◆ Set task ◆
Write out all the lines again, precisely as they stand, but without the images.

◆ Exercise input ◆
## begin

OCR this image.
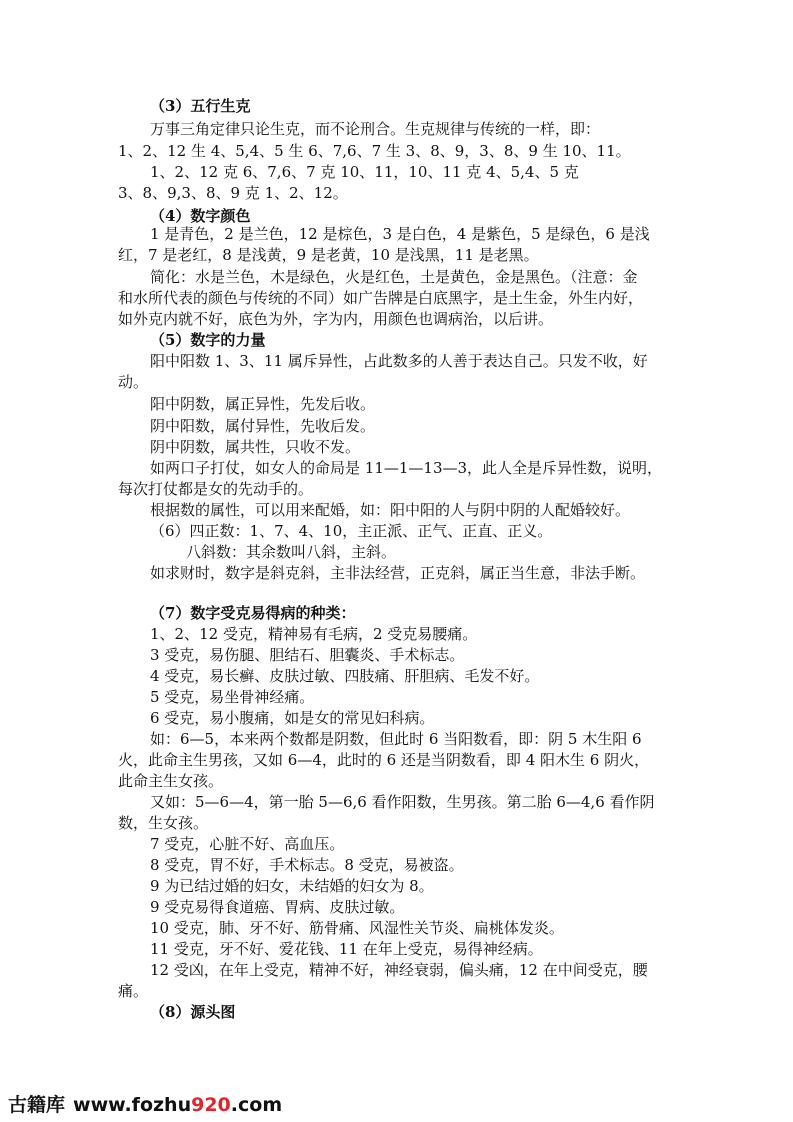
（3）五行生克
万事三角定律只论生克，而不论刑合。生克规律与传统的一样，即：
1、2、12 生 4、5,4、5 生 6、7,6、7 生 3、8、9，3、8、9 生 10、11。
1、2、12 克 6、7,6、7 克 10、11，10、11 克 4、5,4、5 克
3、8、9,3、8、9 克 1、2、12。
（4）数字颜色
1 是青色，2 是兰色，12 是棕色，3 是白色，4 是紫色，5 是绿色，6 是浅
红，7 是老红，8 是浅黄，9 是老黄，10 是浅黑，11 是老黑。
简化：水是兰色，木是绿色，火是红色，土是黄色，金是黑色。（注意：金
和水所代表的颜色与传统的不同）如广告牌是白底黑字，是土生金，外生内好，
如外克内就不好，底色为外，字为内，用颜色也调病治，以后讲。
（5）数字的力量
阳中阳数 1、3、11 属斥异性，占此数多的人善于表达自己。只发不收，好
动。
阳中阴数，属正异性，先发后收。
阴中阳数，属付异性，先收后发。
阴中阴数，属共性，只收不发。
如两口子打仗，如女人的命局是 11—1—13—3，此人全是斥异性数，说明，
每次打仗都是女的先动手的。
根据数的属性，可以用来配婚，如：阳中阳的人与阴中阴的人配婚较好。
（6）四正数：1、7、4、10，主正派、正气、正直、正义。
八斜数：其余数叫八斜，主斜。
如求财时，数字是斜克斜，主非法经营，正克斜，属正当生意，非法手断。
（7）数字受克易得病的种类：
1、2、12 受克，精神易有毛病，2 受克易腰痛。
3 受克，易伤腿、胆结石、胆囊炎、手术标志。
4 受克，易长癣、皮肤过敏、四肢痛、肝胆病、毛发不好。
5 受克，易坐骨神经痛。
6 受克，易小腹痛，如是女的常见妇科病。
如：6—5，本来两个数都是阴数，但此时 6 当阳数看，即：阴 5 木生阳 6
火，此命主生男孩，又如 6—4，此时的 6 还是当阴数看，即 4 阳木生 6 阴火，
此命主生女孩。
又如：5—6—4，第一胎 5—6,6 看作阳数，生男孩。第二胎 6—4,6 看作阴
数，生女孩。
7 受克，心脏不好、高血压。
8 受克，胃不好，手术标志。8 受克，易被盗。
9 为已结过婚的妇女，未结婚的妇女为 8。
9 受克易得食道癌、胃病、皮肤过敏。
10 受克，肺、牙不好、筋骨痛、风湿性关节炎、扁桃体发炎。
11 受克，牙不好、爱花钱、11 在年上受克，易得神经病。
12 受凶，在年上受克，精神不好，神经衰弱，偏头痛，12 在中间受克，腰
痛。
（8）源头图
古籍库 www.fozhu920.com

## end

◆ Final answer ◆
OCR this image.
（3）五行生克
万事三角定律只论生克，而不论刑合。生克规律与传统的一样，即：
1、2、12 生 4、5,4、5 生 6、7,6、7 生 3、8、9，3、8、9 生 10、11。
1、2、12 克 6、7,6、7 克 10、11，10、11 克 4、5,4、5 克
3、8、9,3、8、9 克 1、2、12。
（4）数字颜色
1 是青色，2 是兰色，12 是棕色，3 是白色，4 是紫色，5 是绿色，6 是浅
红，7 是老红，8 是浅黄，9 是老黄，10 是浅黑，11 是老黑。
简化：水是兰色，木是绿色，火是红色，土是黄色，金是黑色。（注意：金
和水所代表的颜色与传统的不同）如广告牌是白底黑字，是土生金，外生内好，
如外克内就不好，底色为外，字为内，用颜色也调病治，以后讲。
（5）数字的力量
阳中阳数 1、3、11 属斥异性，占此数多的人善于表达自己。只发不收，好
动。
阳中阴数，属正异性，先发后收。
阴中阳数，属付异性，先收后发。
阴中阴数，属共性，只收不发。
如两口子打仗，如女人的命局是 11—1—13—3，此人全是斥异性数，说明，
每次打仗都是女的先动手的。
根据数的属性，可以用来配婚，如：阳中阳的人与阴中阴的人配婚较好。
（6）四正数：1、7、4、10，主正派、正气、正直、正义。
八斜数：其余数叫八斜，主斜。
如求财时，数字是斜克斜，主非法经营，正克斜，属正当生意，非法手断。
（7）数字受克易得病的种类：
1、2、12 受克，精神易有毛病，2 受克易腰痛。
3 受克，易伤腿、胆结石、胆囊炎、手术标志。
4 受克，易长癣、皮肤过敏、四肢痛、肝胆病、毛发不好。
5 受克，易坐骨神经痛。
6 受克，易小腹痛，如是女的常见妇科病。
如：6—5，本来两个数都是阴数，但此时 6 当阳数看，即：阴 5 木生阳 6
火，此命主生男孩，又如 6—4，此时的 6 还是当阴数看，即 4 阳木生 6 阴火，
此命主生女孩。
又如：5—6—4，第一胎 5—6,6 看作阳数，生男孩。第二胎 6—4,6 看作阴
数，生女孩。
7 受克，心脏不好、高血压。
8 受克，胃不好，手术标志。8 受克，易被盗。
9 为已结过婚的妇女，未结婚的妇女为 8。
9 受克易得食道癌、胃病、皮肤过敏。
10 受克，肺、牙不好、筋骨痛、风湿性关节炎、扁桃体发炎。
11 受克，牙不好、爱花钱、11 在年上受克，易得神经病。
12 受凶，在年上受克，精神不好，神经衰弱，偏头痛，12 在中间受克，腰
痛。
（8）源头图
古籍库 www.fozhu920.com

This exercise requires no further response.